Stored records

────────────────────────────────────────

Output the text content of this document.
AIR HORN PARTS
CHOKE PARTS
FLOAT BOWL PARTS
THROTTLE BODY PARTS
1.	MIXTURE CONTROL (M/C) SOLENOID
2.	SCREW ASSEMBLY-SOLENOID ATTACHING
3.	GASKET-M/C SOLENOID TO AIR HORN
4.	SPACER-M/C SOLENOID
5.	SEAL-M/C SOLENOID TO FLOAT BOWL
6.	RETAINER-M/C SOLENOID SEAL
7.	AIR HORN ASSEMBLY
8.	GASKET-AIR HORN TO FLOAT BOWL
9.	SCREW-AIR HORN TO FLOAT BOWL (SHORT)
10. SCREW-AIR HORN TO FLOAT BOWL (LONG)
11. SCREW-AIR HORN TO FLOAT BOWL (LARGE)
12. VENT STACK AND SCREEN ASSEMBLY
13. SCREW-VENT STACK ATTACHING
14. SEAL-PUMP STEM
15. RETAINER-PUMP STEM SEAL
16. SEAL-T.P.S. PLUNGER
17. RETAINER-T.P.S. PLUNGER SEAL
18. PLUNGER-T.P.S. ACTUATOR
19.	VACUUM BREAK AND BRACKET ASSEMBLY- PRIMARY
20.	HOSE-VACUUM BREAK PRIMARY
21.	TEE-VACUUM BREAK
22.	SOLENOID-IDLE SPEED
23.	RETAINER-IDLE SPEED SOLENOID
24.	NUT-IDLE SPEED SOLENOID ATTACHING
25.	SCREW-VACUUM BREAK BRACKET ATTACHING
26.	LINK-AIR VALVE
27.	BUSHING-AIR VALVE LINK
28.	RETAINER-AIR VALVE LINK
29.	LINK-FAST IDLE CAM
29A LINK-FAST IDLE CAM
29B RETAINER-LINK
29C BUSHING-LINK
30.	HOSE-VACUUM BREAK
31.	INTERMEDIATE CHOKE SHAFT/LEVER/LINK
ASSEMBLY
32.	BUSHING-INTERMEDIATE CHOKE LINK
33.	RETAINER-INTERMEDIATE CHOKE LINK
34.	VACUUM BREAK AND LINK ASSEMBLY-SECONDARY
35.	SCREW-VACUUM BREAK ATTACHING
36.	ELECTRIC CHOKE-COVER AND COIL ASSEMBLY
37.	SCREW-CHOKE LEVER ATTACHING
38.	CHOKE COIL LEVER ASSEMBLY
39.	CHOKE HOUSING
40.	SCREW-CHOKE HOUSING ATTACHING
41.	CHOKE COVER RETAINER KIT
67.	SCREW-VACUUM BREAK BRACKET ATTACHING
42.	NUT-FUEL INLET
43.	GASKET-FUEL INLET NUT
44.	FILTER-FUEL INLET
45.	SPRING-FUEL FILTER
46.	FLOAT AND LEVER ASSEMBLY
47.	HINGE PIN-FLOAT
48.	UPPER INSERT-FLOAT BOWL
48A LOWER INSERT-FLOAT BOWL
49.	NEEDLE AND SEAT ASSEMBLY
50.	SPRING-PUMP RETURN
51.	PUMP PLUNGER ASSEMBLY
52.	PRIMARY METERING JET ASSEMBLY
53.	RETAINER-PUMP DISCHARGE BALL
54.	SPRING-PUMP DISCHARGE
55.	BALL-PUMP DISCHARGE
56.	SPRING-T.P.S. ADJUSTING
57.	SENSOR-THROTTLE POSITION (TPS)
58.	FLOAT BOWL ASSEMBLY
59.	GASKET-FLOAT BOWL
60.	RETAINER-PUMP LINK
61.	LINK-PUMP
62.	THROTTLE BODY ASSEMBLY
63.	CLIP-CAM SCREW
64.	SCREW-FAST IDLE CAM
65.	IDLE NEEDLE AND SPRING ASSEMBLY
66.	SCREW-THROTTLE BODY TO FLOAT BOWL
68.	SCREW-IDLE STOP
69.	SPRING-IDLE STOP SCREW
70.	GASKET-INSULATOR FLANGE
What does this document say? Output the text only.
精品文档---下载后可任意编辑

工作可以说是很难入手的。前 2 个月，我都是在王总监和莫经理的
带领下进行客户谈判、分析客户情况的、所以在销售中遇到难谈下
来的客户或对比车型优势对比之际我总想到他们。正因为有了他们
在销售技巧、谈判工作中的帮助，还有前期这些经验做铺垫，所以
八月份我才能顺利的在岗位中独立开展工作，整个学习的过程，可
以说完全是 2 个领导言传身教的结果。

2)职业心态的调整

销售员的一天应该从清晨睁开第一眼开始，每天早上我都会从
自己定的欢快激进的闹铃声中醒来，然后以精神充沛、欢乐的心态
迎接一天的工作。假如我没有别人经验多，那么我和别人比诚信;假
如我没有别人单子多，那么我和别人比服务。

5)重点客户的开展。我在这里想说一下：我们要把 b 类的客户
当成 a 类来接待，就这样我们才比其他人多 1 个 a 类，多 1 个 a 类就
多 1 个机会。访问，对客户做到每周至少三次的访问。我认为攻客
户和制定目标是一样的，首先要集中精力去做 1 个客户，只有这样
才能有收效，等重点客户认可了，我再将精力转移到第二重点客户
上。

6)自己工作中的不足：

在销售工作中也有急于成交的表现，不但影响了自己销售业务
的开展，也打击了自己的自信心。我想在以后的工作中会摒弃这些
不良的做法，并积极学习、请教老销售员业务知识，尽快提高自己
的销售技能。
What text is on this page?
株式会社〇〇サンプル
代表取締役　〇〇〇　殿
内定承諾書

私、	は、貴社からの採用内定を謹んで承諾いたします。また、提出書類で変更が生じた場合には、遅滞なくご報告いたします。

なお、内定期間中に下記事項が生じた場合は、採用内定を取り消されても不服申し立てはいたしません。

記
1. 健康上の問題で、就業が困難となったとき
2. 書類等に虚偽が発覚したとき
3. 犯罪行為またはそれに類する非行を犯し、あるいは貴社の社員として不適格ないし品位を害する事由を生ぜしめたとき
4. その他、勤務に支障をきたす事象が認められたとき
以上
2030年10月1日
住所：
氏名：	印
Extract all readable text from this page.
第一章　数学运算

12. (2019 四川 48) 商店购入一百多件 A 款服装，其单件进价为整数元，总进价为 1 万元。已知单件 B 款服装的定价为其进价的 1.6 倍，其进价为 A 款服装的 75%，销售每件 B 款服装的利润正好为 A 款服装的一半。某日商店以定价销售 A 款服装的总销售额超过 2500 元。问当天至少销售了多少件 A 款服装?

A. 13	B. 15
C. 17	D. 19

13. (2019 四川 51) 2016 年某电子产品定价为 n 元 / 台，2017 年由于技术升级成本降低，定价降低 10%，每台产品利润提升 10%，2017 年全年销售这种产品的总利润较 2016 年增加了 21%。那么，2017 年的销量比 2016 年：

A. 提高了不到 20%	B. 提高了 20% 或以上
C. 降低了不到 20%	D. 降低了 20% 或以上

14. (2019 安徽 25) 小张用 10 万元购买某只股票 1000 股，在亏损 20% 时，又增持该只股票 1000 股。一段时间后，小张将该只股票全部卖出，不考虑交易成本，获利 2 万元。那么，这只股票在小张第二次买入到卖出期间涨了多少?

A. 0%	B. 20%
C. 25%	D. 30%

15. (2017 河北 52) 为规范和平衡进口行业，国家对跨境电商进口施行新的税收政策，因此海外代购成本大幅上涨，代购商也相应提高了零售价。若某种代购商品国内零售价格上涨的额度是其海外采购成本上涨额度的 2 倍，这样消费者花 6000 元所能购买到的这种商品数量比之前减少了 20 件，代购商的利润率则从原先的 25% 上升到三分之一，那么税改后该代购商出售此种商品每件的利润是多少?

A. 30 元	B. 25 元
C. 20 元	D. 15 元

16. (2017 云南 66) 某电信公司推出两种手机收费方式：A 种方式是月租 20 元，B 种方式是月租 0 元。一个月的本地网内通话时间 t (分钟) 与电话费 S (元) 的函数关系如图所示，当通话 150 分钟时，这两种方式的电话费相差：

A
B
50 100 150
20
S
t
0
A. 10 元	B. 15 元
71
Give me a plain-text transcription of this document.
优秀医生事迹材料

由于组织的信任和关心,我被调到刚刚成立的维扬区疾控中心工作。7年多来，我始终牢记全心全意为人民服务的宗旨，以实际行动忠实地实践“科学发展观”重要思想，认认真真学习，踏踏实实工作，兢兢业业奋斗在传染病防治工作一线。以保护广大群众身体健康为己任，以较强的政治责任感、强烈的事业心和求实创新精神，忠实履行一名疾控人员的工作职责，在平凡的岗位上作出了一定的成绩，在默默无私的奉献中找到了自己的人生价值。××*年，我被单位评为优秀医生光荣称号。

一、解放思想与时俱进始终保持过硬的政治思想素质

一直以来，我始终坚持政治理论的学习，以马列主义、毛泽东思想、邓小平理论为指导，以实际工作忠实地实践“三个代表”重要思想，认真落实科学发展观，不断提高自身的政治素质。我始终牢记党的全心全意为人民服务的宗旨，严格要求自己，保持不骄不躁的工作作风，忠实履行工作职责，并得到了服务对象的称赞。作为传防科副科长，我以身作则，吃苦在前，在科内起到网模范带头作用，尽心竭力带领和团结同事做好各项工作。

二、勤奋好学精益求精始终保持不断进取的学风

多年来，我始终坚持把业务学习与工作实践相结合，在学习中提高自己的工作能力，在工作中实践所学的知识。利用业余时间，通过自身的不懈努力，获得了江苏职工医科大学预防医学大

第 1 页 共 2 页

────────────────────────────────────────

TASK STATEMENT:
Locate the line that contains "Extract all readable text from this page.". Repeat it and every line after it, up to and including the final line, exactly.

WRITTEN REPLY:
Extract all readable text from this page.
第一章　数学运算

12. (2019 四川 48) 商店购入一百多件 A 款服装，其单件进价为整数元，总进价为 1 万元。已知单件 B 款服装的定价为其进价的 1.6 倍，其进价为 A 款服装的 75%，销售每件 B 款服装的利润正好为 A 款服装的一半。某日商店以定价销售 A 款服装的总销售额超过 2500 元。问当天至少销售了多少件 A 款服装?

A. 13	B. 15
C. 17	D. 19

13. (2019 四川 51) 2016 年某电子产品定价为 n 元 / 台，2017 年由于技术升级成本降低，定价降低 10%，每台产品利润提升 10%，2017 年全年销售这种产品的总利润较 2016 年增加了 21%。那么，2017 年的销量比 2016 年：

A. 提高了不到 20%	B. 提高了 20% 或以上
C. 降低了不到 20%	D. 降低了 20% 或以上

14. (2019 安徽 25) 小张用 10 万元购买某只股票 1000 股，在亏损 20% 时，又增持该只股票 1000 股。一段时间后，小张将该只股票全部卖出，不考虑交易成本，获利 2 万元。那么，这只股票在小张第二次买入到卖出期间涨了多少?

A. 0%	B. 20%
C. 25%	D. 30%

15. (2017 河北 52) 为规范和平衡进口行业，国家对跨境电商进口施行新的税收政策，因此海外代购成本大幅上涨，代购商也相应提高了零售价。若某种代购商品国内零售价格上涨的额度是其海外采购成本上涨额度的 2 倍，这样消费者花 6000 元所能购买到的这种商品数量比之前减少了 20 件，代购商的利润率则从原先的 25% 上升到三分之一，那么税改后该代购商出售此种商品每件的利润是多少?

A. 30 元	B. 25 元
C. 20 元	D. 15 元

16. (2017 云南 66) 某电信公司推出两种手机收费方式：A 种方式是月租 20 元，B 种方式是月租 0 元。一个月的本地网内通话时间 t (分钟) 与电话费 S (元) 的函数关系如图所示，当通话 150 分钟时，这两种方式的电话费相差：

A
B
50 100 150
20
S
t
0
A. 10 元	B. 15 元
71
Give me a plain-text transcription of this document.
优秀医生事迹材料

由于组织的信任和关心,我被调到刚刚成立的维扬区疾控中心工作。7年多来，我始终牢记全心全意为人民服务的宗旨，以实际行动忠实地实践“科学发展观”重要思想，认认真真学习，踏踏实实工作，兢兢业业奋斗在传染病防治工作一线。以保护广大群众身体健康为己任，以较强的政治责任感、强烈的事业心和求实创新精神，忠实履行一名疾控人员的工作职责，在平凡的岗位上作出了一定的成绩，在默默无私的奉献中找到了自己的人生价值。××*年，我被单位评为优秀医生光荣称号。

一、解放思想与时俱进始终保持过硬的政治思想素质

一直以来，我始终坚持政治理论的学习，以马列主义、毛泽东思想、邓小平理论为指导，以实际工作忠实地实践“三个代表”重要思想，认真落实科学发展观，不断提高自身的政治素质。我始终牢记党的全心全意为人民服务的宗旨，严格要求自己，保持不骄不躁的工作作风，忠实履行工作职责，并得到了服务对象的称赞。作为传防科副科长，我以身作则，吃苦在前，在科内起到网模范带头作用，尽心竭力带领和团结同事做好各项工作。

二、勤奋好学精益求精始终保持不断进取的学风

多年来，我始终坚持把业务学习与工作实践相结合，在学习中提高自己的工作能力，在工作中实践所学的知识。利用业余时间，通过自身的不懈努力，获得了江苏职工医科大学预防医学大

第 1 页 共 2 页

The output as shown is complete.